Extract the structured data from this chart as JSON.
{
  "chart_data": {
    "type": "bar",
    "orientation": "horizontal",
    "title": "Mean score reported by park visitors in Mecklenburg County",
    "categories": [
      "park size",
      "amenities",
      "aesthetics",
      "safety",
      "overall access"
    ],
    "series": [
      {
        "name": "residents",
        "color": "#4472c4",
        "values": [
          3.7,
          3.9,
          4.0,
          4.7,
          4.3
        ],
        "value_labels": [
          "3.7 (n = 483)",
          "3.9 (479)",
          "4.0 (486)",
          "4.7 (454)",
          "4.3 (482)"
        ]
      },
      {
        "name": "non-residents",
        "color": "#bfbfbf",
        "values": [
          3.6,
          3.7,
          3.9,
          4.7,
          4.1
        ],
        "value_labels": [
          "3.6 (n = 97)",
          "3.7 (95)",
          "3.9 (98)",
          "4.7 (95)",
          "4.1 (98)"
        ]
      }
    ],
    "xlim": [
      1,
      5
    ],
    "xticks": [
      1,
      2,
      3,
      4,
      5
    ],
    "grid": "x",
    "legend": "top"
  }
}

○ ○ ○ ○ ○ ○ ○

▶ [WHAT TO DO]: Copy all of the data. Keep every word exactly as it is.

▶ [ANSWER TO THE TASK]:
Extract the structured data from this chart as JSON.
{
  "chart_data": {
    "type": "bar",
    "orientation": "horizontal",
    "title": "Mean score reported by park visitors in Mecklenburg County",
    "categories": [
      "park size",
      "amenities",
      "aesthetics",
      "safety",
      "overall access"
    ],
    "series": [
      {
        "name": "residents",
        "color": "#4472c4",
        "values": [
          3.7,
          3.9,
          4.0,
          4.7,
          4.3
        ],
        "value_labels": [
          "3.7 (n = 483)",
          "3.9 (479)",
          "4.0 (486)",
          "4.7 (454)",
          "4.3 (482)"
        ]
      },
      {
        "name": "non-residents",
        "color": "#bfbfbf",
        "values": [
          3.6,
          3.7,
          3.9,
          4.7,
          4.1
        ],
        "value_labels": [
          "3.6 (n = 97)",
          "3.7 (95)",
          "3.9 (98)",
          "4.7 (95)",
          "4.1 (98)"
        ]
      }
    ],
    "xlim": [
      1,
      5
    ],
    "xticks": [
      1,
      2,
      3,
      4,
      5
    ],
    "grid": "x",
    "legend": "top"
  }
}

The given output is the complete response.